→ **What to work on**
Go over the listing below line by line and tally those containing "Living". Give only the tally.

------ Extracted material ------

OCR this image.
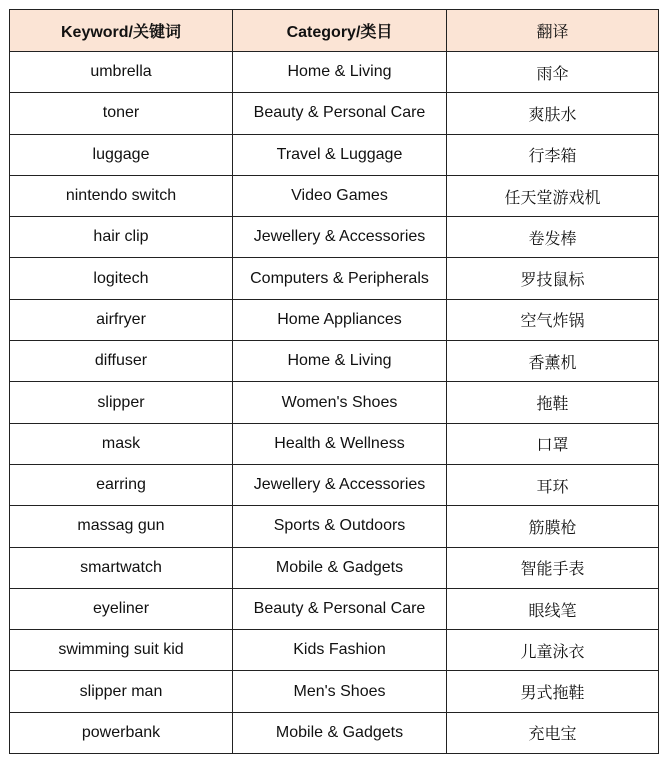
Keyword/关键词	Category/类目	翻译
umbrella	Home & Living	雨伞
toner	Beauty & Personal Care	爽肤水
luggage	Travel & Luggage	行李箱
nintendo switch	Video Games	任天堂游戏机
hair clip	Jewellery & Accessories	卷发棒
logitech	Computers & Peripherals	罗技鼠标
airfryer	Home Appliances	空气炸锅
diffuser	Home & Living	香薰机
slipper	Women's Shoes	拖鞋
mask	Health & Wellness	口罩
earring	Jewellery & Accessories	耳环
massag gun	Sports & Outdoors	筋膜枪
smartwatch	Mobile & Gadgets	智能手表
eyeliner	Beauty & Personal Care	眼线笔
swimming suit kid	Kids Fashion	儿童泳衣
slipper man	Men's Shoes	男式拖鞋
powerbank	Mobile & Gadgets	充电宝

------

→ **Answer for this exercise**
2